Extracted records
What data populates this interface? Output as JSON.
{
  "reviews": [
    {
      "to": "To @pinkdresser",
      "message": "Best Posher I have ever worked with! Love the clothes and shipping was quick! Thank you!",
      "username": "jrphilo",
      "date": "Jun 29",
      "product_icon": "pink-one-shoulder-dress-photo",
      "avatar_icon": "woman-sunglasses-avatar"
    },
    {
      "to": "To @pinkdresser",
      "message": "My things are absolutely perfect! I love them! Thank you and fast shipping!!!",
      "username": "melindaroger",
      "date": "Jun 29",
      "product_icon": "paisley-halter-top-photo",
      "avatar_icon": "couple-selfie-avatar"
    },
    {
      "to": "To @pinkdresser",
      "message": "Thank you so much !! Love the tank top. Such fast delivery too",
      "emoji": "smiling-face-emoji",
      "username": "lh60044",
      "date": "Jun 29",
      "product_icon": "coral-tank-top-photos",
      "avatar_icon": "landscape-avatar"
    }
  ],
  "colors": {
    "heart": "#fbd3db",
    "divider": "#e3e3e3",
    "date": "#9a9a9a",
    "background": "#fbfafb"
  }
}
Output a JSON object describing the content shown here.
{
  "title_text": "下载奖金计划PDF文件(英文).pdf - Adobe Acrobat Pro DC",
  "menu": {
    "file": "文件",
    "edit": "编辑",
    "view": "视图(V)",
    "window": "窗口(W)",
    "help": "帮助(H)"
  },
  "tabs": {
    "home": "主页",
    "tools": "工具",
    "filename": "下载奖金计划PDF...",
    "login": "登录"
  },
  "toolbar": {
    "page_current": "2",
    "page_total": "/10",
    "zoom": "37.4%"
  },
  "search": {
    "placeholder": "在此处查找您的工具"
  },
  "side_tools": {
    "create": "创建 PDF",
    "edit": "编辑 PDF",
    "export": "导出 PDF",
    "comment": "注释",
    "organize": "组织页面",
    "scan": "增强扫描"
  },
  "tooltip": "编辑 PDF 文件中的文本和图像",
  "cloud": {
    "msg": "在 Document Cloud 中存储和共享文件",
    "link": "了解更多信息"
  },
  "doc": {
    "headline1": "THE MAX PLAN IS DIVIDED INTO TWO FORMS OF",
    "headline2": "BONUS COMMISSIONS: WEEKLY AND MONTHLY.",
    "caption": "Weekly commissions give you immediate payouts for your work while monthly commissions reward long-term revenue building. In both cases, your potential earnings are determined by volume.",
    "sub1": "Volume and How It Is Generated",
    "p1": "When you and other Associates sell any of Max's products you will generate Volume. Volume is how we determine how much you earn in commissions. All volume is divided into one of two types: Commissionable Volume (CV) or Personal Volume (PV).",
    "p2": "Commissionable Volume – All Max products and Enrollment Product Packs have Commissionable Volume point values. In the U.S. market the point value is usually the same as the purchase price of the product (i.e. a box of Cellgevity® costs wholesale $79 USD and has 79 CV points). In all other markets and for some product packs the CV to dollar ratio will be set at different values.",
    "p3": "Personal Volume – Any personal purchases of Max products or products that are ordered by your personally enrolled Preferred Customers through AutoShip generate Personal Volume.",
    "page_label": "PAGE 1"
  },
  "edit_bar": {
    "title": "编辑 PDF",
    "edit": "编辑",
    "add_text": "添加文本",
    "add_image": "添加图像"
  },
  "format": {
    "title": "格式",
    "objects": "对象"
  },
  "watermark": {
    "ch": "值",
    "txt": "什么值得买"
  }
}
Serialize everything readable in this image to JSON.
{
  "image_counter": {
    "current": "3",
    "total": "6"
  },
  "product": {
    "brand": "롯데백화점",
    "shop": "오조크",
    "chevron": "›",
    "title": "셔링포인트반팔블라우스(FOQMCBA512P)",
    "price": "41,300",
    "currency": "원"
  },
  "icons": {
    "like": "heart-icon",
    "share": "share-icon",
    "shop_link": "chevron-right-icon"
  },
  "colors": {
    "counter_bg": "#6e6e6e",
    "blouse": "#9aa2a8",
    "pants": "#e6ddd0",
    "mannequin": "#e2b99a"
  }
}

(Problem description):
Restate every entry word for word.

(Task solution):
What data populates this interface? Output as JSON.
{
  "reviews": [
    {
      "to": "To @pinkdresser",
      "message": "Best Posher I have ever worked with! Love the clothes and shipping was quick! Thank you!",
      "username": "jrphilo",
      "date": "Jun 29",
      "product_icon": "pink-one-shoulder-dress-photo",
      "avatar_icon": "woman-sunglasses-avatar"
    },
    {
      "to": "To @pinkdresser",
      "message": "My things are absolutely perfect! I love them! Thank you and fast shipping!!!",
      "username": "melindaroger",
      "date": "Jun 29",
      "product_icon": "paisley-halter-top-photo",
      "avatar_icon": "couple-selfie-avatar"
    },
    {
      "to": "To @pinkdresser",
      "message": "Thank you so much !! Love the tank top. Such fast delivery too",
      "emoji": "smiling-face-emoji",
      "username": "lh60044",
      "date": "Jun 29",
      "product_icon": "coral-tank-top-photos",
      "avatar_icon": "landscape-avatar"
    }
  ],
  "colors": {
    "heart": "#fbd3db",
    "divider": "#e3e3e3",
    "date": "#9a9a9a",
    "background": "#fbfafb"
  }
}
Output a JSON object describing the content shown here.
{
  "title_text": "下载奖金计划PDF文件(英文).pdf - Adobe Acrobat Pro DC",
  "menu": {
    "file": "文件",
    "edit": "编辑",
    "view": "视图(V)",
    "window": "窗口(W)",
    "help": "帮助(H)"
  },
  "tabs": {
    "home": "主页",
    "tools": "工具",
    "filename": "下载奖金计划PDF...",
    "login": "登录"
  },
  "toolbar": {
    "page_current": "2",
    "page_total": "/10",
    "zoom": "37.4%"
  },
  "search": {
    "placeholder": "在此处查找您的工具"
  },
  "side_tools": {
    "create": "创建 PDF",
    "edit": "编辑 PDF",
    "export": "导出 PDF",
    "comment": "注释",
    "organize": "组织页面",
    "scan": "增强扫描"
  },
  "tooltip": "编辑 PDF 文件中的文本和图像",
  "cloud": {
    "msg": "在 Document Cloud 中存储和共享文件",
    "link": "了解更多信息"
  },
  "doc": {
    "headline1": "THE MAX PLAN IS DIVIDED INTO TWO FORMS OF",
    "headline2": "BONUS COMMISSIONS: WEEKLY AND MONTHLY.",
    "caption": "Weekly commissions give you immediate payouts for your work while monthly commissions reward long-term revenue building. In both cases, your potential earnings are determined by volume.",
    "sub1": "Volume and How It Is Generated",
    "p1": "When you and other Associates sell any of Max's products you will generate Volume. Volume is how we determine how much you earn in commissions. All volume is divided into one of two types: Commissionable Volume (CV) or Personal Volume (PV).",
    "p2": "Commissionable Volume – All Max products and Enrollment Product Packs have Commissionable Volume point values. In the U.S. market the point value is usually the same as the purchase price of the product (i.e. a box of Cellgevity® costs wholesale $79 USD and has 79 CV points). In all other markets and for some product packs the CV to dollar ratio will be set at different values.",
    "p3": "Personal Volume – Any personal purchases of Max products or products that are ordered by your personally enrolled Preferred Customers through AutoShip generate Personal Volume.",
    "page_label": "PAGE 1"
  },
  "edit_bar": {
    "title": "编辑 PDF",
    "edit": "编辑",
    "add_text": "添加文本",
    "add_image": "添加图像"
  },
  "format": {
    "title": "格式",
    "objects": "对象"
  },
  "watermark": {
    "ch": "值",
    "txt": "什么值得买"
  }
}
Serialize everything readable in this image to JSON.
{
  "image_counter": {
    "current": "3",
    "total": "6"
  },
  "product": {
    "brand": "롯데백화점",
    "shop": "오조크",
    "chevron": "›",
    "title": "셔링포인트반팔블라우스(FOQMCBA512P)",
    "price": "41,300",
    "currency": "원"
  },
  "icons": {
    "like": "heart-icon",
    "share": "share-icon",
    "shop_link": "chevron-right-icon"
  },
  "colors": {
    "counter_bg": "#6e6e6e",
    "blouse": "#9aa2a8",
    "pants": "#e6ddd0",
    "mannequin": "#e2b99a"
  }
}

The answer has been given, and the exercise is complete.